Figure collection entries
....

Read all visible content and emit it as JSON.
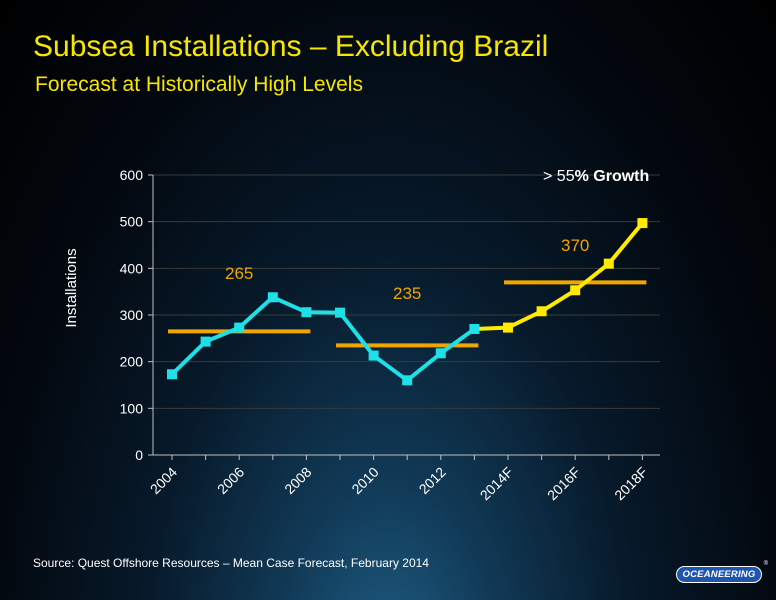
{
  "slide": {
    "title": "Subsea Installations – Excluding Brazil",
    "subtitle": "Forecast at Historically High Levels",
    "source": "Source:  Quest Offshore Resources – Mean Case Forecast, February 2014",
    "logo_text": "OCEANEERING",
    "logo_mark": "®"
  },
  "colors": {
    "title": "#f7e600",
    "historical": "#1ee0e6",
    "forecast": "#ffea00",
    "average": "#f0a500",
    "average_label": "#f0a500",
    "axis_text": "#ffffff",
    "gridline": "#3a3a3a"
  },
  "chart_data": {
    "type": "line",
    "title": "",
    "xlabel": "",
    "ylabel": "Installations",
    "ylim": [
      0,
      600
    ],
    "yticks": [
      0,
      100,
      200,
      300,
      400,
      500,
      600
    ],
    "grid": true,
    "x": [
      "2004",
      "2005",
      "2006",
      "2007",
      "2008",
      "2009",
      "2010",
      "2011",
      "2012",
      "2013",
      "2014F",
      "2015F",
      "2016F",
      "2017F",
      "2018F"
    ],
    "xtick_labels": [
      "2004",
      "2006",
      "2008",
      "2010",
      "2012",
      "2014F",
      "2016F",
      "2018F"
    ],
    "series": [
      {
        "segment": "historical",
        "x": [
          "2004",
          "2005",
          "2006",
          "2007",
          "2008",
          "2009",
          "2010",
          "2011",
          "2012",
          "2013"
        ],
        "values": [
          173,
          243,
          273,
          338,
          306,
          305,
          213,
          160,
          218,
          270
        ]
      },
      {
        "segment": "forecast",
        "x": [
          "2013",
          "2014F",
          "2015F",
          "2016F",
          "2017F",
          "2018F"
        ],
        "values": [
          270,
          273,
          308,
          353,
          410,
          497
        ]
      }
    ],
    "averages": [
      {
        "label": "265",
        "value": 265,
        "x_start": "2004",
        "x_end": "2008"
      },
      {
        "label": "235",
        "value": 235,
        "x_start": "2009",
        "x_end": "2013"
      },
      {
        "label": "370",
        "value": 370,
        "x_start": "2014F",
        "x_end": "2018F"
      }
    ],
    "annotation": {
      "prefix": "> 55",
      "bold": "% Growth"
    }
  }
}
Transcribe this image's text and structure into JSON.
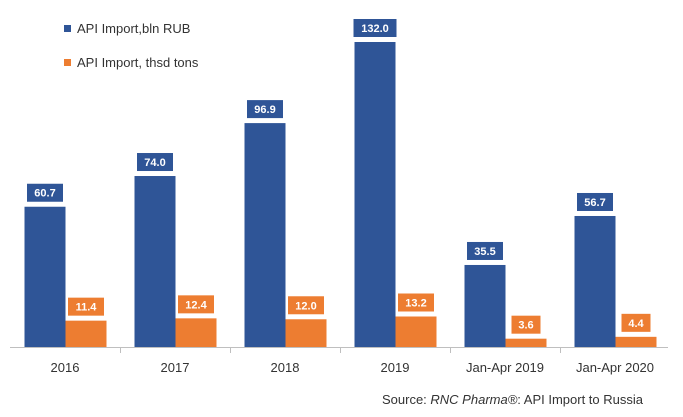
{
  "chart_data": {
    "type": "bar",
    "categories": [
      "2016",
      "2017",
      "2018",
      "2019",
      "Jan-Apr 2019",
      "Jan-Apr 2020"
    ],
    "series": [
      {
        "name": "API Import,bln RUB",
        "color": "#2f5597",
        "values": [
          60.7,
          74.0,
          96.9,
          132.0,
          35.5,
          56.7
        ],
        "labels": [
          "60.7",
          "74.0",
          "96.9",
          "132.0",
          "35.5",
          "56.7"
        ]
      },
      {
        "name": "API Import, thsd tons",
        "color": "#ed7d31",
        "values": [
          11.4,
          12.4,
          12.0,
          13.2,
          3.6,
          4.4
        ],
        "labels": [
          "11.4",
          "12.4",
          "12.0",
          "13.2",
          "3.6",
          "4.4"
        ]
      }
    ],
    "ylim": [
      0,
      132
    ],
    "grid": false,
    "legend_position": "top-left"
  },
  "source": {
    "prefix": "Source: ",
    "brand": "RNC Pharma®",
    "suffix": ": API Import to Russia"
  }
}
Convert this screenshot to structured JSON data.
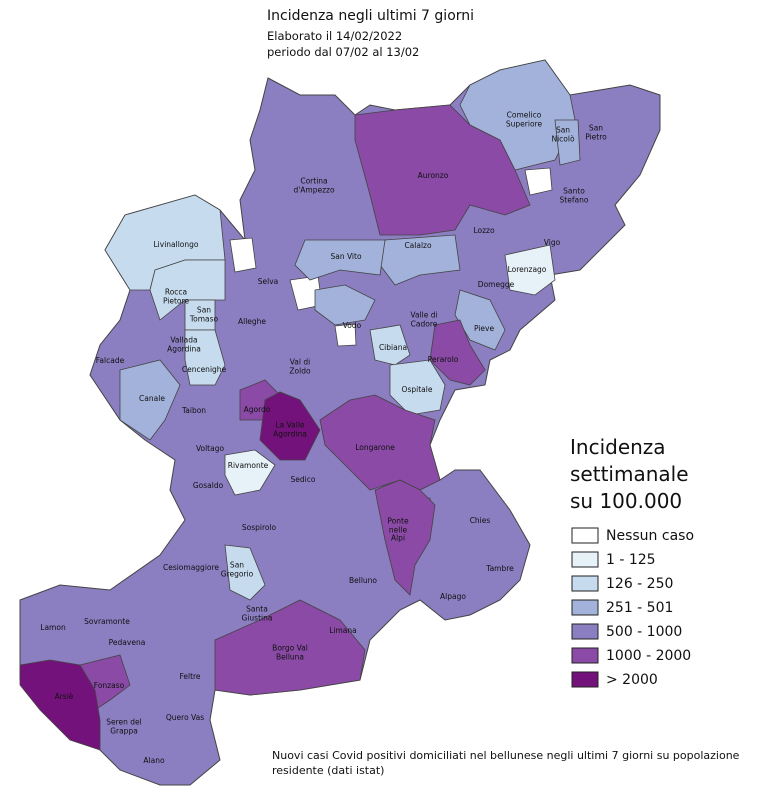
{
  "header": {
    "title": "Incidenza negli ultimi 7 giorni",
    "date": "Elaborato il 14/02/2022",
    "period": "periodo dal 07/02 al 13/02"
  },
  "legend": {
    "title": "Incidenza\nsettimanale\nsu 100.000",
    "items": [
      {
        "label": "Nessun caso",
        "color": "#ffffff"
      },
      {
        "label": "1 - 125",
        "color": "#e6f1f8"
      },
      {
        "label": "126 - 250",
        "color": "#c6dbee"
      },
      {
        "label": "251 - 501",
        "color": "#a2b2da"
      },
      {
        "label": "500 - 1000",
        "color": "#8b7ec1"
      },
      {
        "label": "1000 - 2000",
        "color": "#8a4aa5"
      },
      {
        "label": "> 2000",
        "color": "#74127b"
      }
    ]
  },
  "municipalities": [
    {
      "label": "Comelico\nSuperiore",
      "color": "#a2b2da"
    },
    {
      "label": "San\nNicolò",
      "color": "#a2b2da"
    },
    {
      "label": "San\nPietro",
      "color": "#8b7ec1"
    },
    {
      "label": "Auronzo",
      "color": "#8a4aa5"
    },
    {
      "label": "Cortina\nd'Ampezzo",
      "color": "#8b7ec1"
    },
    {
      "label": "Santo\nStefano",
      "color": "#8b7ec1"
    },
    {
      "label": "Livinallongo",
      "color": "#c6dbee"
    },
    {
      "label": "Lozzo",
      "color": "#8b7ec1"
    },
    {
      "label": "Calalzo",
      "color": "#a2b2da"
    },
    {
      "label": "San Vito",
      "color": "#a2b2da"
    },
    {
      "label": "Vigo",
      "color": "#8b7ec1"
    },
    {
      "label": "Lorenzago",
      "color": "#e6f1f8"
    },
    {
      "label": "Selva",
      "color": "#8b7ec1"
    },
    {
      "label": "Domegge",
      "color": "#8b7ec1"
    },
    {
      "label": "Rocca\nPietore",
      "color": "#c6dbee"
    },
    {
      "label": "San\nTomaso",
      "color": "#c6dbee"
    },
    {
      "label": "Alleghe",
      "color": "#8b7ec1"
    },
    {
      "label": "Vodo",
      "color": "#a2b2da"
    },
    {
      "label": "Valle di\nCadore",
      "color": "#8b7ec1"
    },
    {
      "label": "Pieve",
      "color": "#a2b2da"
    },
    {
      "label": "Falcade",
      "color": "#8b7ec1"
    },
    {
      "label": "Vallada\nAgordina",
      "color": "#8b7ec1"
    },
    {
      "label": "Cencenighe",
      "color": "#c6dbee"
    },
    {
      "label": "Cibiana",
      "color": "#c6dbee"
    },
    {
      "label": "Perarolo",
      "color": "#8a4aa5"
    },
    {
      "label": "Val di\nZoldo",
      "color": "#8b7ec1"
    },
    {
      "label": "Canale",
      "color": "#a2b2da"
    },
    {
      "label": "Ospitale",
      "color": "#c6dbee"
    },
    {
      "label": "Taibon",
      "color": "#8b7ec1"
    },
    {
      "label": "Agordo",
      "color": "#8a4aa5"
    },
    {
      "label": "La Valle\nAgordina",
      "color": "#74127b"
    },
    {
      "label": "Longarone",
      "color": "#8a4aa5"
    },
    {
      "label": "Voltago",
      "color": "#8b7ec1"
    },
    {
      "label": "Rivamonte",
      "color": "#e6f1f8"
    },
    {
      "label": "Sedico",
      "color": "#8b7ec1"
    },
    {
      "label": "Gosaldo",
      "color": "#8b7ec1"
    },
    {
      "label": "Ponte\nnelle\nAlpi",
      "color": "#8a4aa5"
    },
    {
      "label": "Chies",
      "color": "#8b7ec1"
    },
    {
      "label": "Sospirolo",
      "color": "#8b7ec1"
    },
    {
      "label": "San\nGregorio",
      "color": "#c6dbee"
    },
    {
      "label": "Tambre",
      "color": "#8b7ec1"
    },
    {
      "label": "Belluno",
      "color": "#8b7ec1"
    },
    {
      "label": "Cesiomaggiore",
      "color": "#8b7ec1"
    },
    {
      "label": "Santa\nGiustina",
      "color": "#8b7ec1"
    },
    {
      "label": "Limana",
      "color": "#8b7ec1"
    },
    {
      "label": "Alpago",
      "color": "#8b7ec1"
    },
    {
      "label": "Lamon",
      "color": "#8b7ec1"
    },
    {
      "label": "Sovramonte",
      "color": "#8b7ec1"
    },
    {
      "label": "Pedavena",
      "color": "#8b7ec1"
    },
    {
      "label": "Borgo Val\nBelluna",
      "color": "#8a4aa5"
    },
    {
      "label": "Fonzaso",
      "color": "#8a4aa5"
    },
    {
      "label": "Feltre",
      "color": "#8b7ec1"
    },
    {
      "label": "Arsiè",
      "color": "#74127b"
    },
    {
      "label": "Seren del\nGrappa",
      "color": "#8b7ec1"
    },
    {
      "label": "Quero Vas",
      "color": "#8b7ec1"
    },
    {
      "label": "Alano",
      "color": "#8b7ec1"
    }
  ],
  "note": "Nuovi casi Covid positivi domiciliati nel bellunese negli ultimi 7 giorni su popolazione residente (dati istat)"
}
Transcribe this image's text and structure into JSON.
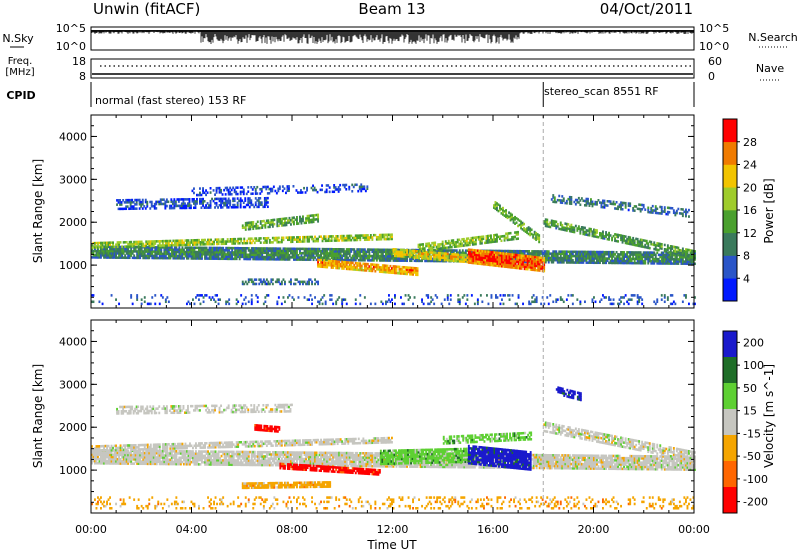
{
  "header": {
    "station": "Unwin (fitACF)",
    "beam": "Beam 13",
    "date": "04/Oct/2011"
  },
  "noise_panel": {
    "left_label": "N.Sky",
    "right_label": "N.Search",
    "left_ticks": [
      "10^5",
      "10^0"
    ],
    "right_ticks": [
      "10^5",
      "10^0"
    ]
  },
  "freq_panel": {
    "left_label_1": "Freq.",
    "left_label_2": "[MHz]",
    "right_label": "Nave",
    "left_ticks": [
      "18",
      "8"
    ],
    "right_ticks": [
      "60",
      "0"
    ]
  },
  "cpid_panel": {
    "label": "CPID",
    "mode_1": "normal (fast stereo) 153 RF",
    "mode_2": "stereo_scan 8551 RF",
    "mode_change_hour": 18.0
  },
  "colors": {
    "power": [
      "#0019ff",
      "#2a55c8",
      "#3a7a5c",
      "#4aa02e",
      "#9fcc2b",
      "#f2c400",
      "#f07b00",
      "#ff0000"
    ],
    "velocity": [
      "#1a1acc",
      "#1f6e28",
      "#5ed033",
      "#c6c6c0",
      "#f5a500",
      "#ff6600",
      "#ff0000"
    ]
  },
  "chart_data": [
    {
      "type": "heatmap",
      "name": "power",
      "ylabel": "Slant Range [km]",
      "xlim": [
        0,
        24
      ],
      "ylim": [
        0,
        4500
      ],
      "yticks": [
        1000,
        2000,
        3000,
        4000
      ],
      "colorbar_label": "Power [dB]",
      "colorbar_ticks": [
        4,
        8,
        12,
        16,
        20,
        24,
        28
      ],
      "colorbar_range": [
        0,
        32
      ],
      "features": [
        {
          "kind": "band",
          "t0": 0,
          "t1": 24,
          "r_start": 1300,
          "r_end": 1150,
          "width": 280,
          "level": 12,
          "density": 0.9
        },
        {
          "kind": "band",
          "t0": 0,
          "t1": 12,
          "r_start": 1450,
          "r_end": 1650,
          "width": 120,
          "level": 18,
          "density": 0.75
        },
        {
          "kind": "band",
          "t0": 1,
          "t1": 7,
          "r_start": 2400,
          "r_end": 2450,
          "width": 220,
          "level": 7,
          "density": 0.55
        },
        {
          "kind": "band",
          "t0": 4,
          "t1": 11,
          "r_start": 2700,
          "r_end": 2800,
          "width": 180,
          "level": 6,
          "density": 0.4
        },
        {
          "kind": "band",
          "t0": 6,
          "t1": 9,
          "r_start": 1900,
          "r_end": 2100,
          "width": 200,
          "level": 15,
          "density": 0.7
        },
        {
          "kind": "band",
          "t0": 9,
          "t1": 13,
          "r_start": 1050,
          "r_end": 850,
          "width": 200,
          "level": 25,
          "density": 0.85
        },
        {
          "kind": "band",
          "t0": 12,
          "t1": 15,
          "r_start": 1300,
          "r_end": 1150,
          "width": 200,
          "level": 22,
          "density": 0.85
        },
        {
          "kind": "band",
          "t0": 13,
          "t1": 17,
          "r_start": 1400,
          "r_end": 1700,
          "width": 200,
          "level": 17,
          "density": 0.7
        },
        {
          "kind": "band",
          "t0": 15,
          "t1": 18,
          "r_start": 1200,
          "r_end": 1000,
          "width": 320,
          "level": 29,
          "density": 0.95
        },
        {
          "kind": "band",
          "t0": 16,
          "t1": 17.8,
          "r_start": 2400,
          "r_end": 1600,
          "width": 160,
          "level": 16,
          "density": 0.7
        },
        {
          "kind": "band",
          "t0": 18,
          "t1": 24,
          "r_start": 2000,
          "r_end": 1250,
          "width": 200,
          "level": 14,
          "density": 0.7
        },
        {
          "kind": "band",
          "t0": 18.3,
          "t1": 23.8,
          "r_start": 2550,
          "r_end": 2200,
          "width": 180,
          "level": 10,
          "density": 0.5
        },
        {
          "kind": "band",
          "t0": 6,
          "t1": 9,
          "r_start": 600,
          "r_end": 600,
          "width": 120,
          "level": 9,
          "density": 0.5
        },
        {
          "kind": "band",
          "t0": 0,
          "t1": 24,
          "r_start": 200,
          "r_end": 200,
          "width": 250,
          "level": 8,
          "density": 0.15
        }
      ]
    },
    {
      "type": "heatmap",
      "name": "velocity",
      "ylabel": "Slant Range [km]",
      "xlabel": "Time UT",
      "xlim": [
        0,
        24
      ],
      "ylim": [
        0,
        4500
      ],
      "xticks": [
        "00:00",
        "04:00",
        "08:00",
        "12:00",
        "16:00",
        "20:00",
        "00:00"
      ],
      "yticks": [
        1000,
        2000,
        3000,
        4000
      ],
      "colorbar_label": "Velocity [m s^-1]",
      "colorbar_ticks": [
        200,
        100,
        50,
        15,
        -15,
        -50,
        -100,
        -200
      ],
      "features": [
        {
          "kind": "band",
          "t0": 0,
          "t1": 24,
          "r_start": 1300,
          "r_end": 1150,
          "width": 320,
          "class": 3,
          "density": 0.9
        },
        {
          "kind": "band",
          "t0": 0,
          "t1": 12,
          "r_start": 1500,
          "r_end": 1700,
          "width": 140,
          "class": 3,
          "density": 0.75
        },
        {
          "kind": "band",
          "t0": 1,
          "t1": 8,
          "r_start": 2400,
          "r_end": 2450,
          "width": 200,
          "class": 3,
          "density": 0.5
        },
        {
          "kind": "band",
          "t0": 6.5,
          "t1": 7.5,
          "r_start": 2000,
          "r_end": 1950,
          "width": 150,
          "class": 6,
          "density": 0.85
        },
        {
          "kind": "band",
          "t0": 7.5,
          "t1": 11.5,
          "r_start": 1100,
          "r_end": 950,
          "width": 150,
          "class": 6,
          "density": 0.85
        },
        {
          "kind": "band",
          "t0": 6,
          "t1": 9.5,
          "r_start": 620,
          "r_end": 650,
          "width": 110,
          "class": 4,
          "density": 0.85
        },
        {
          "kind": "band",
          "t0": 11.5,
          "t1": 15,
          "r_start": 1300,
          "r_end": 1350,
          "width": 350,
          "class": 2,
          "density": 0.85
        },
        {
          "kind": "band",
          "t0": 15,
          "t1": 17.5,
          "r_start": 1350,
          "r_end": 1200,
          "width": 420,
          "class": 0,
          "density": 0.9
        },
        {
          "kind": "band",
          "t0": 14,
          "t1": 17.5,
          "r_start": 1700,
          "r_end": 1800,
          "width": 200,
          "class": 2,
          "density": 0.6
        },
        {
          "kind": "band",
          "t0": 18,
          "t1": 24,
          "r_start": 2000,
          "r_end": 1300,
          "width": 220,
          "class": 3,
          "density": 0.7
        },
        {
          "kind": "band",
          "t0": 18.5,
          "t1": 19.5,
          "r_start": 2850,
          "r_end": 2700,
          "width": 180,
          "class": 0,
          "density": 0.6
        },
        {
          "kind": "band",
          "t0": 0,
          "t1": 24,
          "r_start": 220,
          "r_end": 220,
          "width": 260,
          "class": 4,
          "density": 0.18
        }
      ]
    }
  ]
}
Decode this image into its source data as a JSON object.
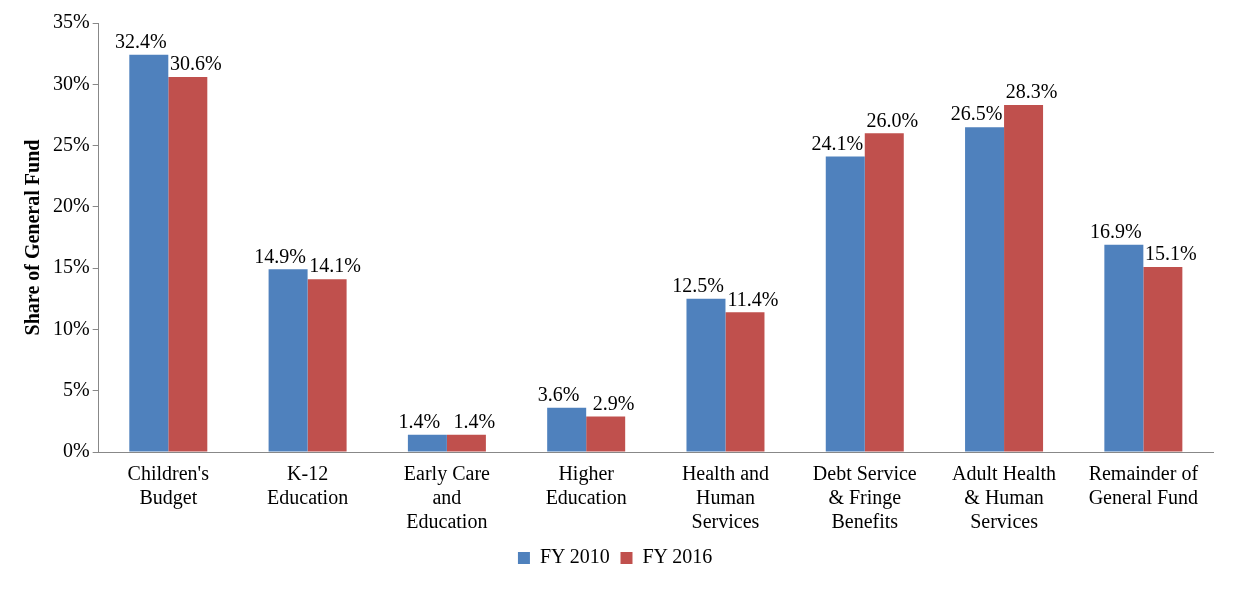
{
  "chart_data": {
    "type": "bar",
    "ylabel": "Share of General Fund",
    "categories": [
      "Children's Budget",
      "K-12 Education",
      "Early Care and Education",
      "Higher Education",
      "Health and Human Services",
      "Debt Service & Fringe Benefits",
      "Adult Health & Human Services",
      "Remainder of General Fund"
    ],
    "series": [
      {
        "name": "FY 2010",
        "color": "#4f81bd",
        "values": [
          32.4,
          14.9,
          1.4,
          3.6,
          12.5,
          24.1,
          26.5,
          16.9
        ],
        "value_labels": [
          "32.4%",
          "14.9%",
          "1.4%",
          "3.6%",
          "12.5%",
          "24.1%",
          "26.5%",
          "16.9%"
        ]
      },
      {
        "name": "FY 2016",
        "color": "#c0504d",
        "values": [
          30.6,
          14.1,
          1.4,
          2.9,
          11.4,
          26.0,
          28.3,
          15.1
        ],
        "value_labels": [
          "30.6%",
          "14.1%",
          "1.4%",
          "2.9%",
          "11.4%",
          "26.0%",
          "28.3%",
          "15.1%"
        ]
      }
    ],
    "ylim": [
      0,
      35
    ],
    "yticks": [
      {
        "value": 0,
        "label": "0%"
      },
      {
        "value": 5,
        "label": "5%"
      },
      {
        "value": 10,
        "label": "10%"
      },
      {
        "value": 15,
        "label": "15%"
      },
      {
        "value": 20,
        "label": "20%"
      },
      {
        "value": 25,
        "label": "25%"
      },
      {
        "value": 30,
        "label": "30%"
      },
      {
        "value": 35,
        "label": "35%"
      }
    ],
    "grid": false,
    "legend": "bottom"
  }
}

....

Prompt: Pull every line containing the word "this" out of the material and copy it.

Written solution:
Transcribe this image's text and structure into JSON.
Convert this screenshot to structured JSON data.
Transcribe this image's text and structure into JSON.
Decode this image into its source data as a JSON object.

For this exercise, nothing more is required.